• **What you should do**
Skip the images and return the records below exactly.
** BEGIN **
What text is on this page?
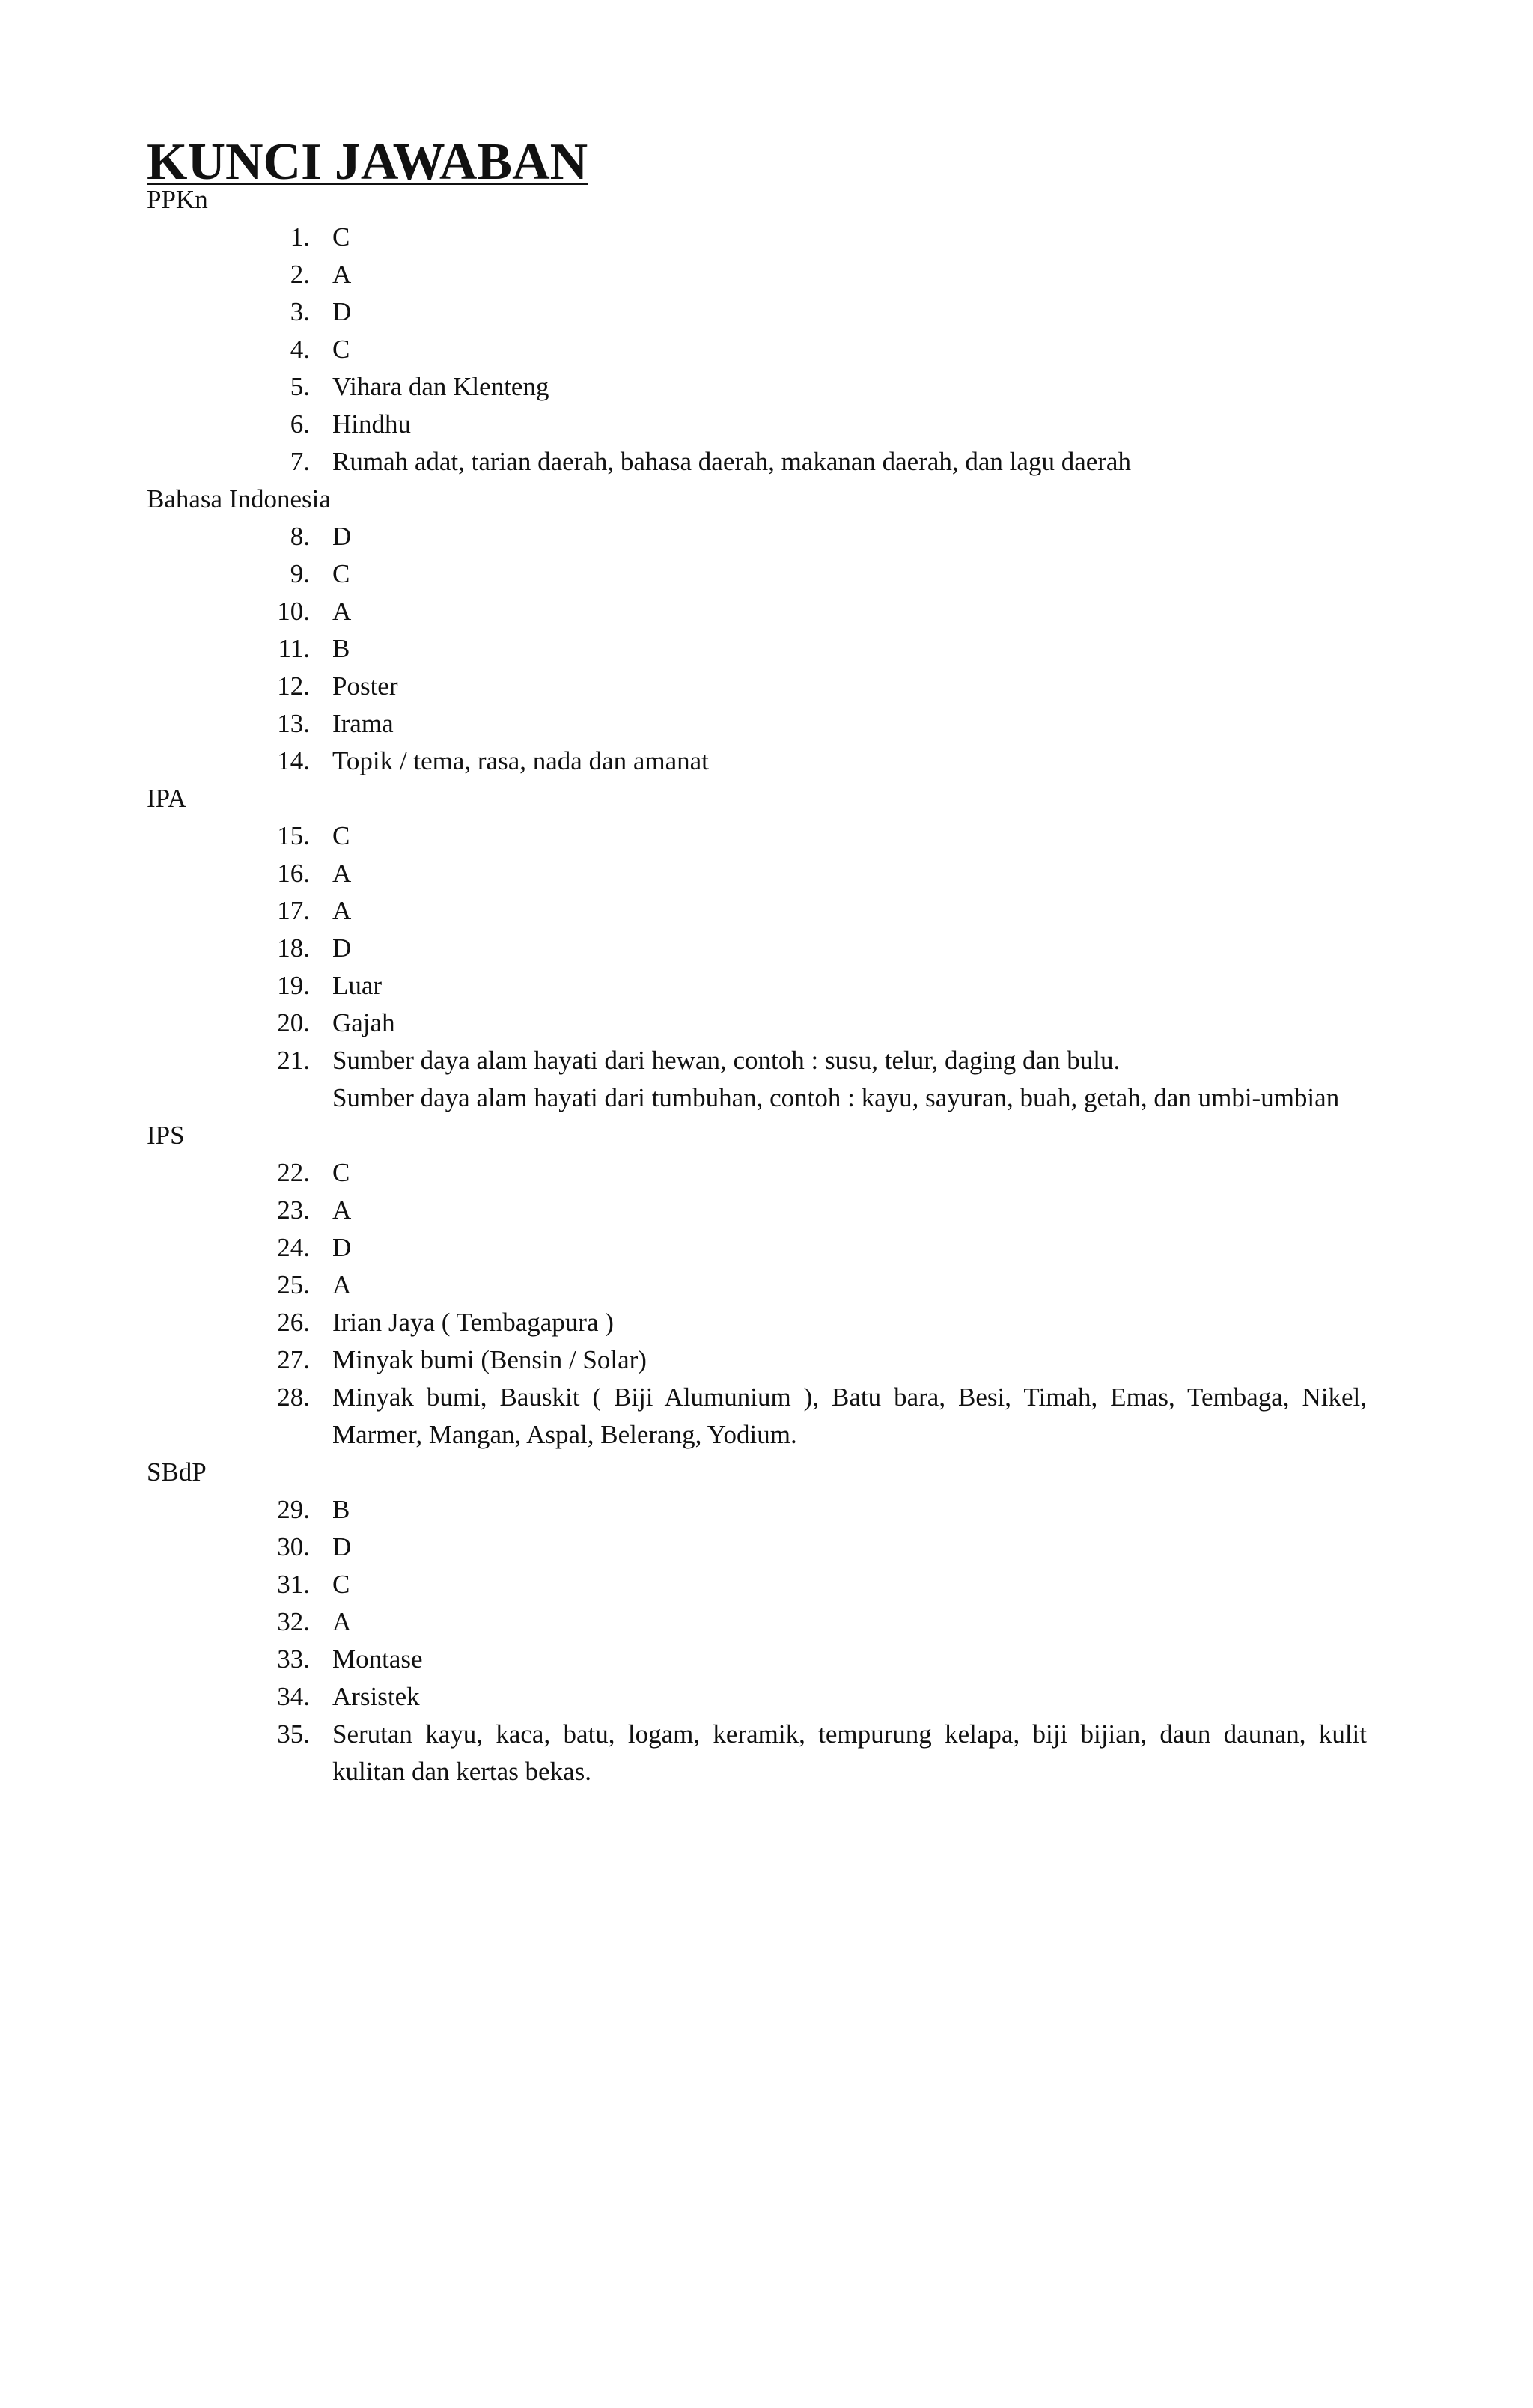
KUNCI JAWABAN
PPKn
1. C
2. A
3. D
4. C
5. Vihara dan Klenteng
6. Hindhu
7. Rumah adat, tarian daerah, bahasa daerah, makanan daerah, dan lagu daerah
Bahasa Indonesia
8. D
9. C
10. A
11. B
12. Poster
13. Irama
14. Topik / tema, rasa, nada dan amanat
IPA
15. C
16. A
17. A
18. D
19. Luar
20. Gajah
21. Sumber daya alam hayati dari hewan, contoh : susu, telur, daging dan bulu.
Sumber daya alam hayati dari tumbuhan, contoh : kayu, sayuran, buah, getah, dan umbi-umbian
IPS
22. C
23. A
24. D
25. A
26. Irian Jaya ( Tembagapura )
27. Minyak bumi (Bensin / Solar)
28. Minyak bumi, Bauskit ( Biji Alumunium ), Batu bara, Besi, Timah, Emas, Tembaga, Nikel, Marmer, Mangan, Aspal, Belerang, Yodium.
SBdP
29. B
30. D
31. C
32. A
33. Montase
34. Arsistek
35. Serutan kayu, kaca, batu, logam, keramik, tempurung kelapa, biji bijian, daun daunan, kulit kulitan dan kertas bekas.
** END **
• **Result of this exercise**
What text is on this page?
KUNCI JAWABAN
PPKn
1. C
2. A
3. D
4. C
5. Vihara dan Klenteng
6. Hindhu
7. Rumah adat, tarian daerah, bahasa daerah, makanan daerah, dan lagu daerah
Bahasa Indonesia
8. D
9. C
10. A
11. B
12. Poster
13. Irama
14. Topik / tema, rasa, nada dan amanat
IPA
15. C
16. A
17. A
18. D
19. Luar
20. Gajah
21. Sumber daya alam hayati dari hewan, contoh : susu, telur, daging dan bulu.
Sumber daya alam hayati dari tumbuhan, contoh : kayu, sayuran, buah, getah, dan umbi-umbian
IPS
22. C
23. A
24. D
25. A
26. Irian Jaya ( Tembagapura )
27. Minyak bumi (Bensin / Solar)
28. Minyak bumi, Bauskit ( Biji Alumunium ), Batu bara, Besi, Timah, Emas, Tembaga, Nikel, Marmer, Mangan, Aspal, Belerang, Yodium.
SBdP
29. B
30. D
31. C
32. A
33. Montase
34. Arsistek
35. Serutan kayu, kaca, batu, logam, keramik, tempurung kelapa, biji bijian, daun daunan, kulit kulitan dan kertas bekas.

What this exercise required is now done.